Dataset excerpts:
..........

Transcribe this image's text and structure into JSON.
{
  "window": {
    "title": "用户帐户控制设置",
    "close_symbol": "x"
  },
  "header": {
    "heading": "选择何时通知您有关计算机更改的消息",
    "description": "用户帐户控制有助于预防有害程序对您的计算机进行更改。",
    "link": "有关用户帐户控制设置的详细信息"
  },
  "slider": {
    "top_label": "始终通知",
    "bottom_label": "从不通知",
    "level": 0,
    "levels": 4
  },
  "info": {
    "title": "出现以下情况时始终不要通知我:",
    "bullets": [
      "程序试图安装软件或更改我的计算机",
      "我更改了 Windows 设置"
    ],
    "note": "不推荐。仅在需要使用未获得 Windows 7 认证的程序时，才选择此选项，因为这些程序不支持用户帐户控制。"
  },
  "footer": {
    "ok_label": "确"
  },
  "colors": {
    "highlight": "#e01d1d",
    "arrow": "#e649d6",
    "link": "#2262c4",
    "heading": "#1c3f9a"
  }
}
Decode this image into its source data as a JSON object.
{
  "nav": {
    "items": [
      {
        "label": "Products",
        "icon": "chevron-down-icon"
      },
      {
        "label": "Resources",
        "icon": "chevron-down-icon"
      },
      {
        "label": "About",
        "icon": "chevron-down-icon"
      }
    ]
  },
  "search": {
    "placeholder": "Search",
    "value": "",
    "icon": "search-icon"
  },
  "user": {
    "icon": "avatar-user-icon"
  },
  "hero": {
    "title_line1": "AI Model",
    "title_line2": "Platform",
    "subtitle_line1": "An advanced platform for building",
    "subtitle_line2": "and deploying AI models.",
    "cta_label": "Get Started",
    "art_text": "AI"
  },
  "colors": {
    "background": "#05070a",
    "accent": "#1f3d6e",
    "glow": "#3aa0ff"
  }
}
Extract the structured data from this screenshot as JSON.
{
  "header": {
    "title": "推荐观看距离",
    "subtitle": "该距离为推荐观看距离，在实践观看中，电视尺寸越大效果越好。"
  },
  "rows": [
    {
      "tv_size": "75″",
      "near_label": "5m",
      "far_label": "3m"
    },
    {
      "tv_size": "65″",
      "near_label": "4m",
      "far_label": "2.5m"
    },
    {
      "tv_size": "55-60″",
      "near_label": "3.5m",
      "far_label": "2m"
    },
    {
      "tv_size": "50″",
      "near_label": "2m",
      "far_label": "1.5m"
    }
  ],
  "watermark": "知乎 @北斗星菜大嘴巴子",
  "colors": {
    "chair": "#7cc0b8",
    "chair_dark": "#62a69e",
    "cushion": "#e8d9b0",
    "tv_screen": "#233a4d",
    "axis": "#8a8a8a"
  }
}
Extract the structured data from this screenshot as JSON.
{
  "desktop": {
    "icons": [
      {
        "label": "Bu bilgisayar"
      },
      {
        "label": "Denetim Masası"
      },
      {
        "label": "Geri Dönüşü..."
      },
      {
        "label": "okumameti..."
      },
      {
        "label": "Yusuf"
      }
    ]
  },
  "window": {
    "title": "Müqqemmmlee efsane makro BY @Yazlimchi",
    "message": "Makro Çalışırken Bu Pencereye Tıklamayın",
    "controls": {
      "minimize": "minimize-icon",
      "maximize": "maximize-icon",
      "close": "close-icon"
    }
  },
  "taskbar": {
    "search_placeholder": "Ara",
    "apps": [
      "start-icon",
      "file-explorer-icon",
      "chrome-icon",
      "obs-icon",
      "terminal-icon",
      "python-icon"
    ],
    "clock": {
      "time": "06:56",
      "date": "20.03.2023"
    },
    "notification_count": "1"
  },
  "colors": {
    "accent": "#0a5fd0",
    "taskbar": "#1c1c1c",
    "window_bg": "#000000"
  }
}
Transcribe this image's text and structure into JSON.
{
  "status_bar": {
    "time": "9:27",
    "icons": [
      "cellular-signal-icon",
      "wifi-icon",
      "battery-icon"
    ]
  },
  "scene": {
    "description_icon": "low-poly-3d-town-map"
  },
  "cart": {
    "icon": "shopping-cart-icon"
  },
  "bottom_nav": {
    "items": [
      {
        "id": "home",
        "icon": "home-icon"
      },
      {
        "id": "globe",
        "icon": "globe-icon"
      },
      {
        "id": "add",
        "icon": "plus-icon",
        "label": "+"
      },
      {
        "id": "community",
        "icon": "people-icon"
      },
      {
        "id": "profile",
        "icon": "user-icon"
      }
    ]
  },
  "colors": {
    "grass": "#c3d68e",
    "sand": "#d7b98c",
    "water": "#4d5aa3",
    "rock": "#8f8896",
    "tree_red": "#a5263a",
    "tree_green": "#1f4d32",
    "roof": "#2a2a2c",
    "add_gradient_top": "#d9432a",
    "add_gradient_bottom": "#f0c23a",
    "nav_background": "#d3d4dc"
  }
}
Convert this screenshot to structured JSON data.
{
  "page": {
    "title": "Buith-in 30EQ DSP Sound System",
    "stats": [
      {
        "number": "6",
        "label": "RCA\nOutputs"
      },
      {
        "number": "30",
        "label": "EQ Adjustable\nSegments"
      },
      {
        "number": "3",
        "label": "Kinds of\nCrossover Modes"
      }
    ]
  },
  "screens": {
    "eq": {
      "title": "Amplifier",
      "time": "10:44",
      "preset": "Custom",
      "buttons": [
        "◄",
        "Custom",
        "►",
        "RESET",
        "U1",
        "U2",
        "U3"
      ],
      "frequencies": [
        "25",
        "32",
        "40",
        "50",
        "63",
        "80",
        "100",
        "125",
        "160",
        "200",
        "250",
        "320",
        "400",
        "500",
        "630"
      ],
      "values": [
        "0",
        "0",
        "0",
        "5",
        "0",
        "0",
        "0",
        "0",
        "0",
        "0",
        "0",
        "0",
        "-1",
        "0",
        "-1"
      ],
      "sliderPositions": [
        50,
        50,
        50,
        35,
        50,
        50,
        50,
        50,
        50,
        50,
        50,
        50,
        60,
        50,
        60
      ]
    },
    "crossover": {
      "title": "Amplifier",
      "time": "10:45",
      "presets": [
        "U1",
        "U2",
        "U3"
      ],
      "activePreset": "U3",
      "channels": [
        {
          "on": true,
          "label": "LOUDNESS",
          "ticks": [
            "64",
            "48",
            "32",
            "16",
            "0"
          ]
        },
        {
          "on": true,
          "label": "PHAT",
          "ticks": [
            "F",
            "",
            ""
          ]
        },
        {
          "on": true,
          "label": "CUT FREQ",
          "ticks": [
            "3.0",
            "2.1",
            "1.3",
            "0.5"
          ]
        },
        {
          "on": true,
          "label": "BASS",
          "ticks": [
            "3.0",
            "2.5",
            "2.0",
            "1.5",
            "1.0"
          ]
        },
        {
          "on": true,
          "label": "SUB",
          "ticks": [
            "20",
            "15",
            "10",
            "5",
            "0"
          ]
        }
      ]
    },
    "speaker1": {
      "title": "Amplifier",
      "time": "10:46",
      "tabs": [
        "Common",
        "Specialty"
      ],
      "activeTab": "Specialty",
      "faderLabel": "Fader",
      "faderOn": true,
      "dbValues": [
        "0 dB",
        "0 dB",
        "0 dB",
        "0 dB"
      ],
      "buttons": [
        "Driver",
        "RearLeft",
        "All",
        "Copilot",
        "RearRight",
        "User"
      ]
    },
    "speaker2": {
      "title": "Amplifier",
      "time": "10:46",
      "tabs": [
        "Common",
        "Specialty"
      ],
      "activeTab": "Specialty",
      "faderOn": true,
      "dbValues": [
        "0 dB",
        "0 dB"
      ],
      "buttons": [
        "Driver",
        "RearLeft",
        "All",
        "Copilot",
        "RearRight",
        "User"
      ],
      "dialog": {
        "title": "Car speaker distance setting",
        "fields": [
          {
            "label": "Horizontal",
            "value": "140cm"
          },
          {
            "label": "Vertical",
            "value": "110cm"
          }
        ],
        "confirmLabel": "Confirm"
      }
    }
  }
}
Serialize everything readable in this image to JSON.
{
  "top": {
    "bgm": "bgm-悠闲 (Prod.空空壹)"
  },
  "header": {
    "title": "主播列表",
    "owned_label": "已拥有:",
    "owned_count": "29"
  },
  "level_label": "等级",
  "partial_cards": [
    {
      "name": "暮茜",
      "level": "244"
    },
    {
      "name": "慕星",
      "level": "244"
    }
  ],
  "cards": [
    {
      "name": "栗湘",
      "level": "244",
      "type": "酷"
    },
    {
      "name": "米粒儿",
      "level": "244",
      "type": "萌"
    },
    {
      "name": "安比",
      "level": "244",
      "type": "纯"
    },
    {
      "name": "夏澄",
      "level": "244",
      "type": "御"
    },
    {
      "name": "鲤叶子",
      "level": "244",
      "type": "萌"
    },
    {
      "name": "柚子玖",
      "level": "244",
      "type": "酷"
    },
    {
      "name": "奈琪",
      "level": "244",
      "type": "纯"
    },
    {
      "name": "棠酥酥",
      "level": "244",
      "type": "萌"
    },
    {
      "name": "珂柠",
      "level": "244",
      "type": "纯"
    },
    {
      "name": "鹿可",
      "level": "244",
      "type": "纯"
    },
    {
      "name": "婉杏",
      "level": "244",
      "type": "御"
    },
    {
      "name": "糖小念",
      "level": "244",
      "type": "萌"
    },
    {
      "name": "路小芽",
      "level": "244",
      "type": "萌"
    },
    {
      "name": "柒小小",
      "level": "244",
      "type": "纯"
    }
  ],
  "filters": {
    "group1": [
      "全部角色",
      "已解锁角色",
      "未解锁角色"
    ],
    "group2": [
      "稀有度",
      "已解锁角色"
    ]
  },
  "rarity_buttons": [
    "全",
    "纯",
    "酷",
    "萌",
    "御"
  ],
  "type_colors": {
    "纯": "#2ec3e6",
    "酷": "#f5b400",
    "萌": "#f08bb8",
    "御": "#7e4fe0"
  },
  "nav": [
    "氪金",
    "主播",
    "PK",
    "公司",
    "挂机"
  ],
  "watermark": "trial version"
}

..........

TASK DESCRIPTION » Filter the entries and copy out every line with the word "Windows".

OUTPUT FOR THIS EXERCISE »
      "我更改了 Windows 设置"
    "note": "不推荐。仅在需要使用未获得 Windows 7 认证的程序时，才选择此选项，因为这些程序不支持用户帐户控制。"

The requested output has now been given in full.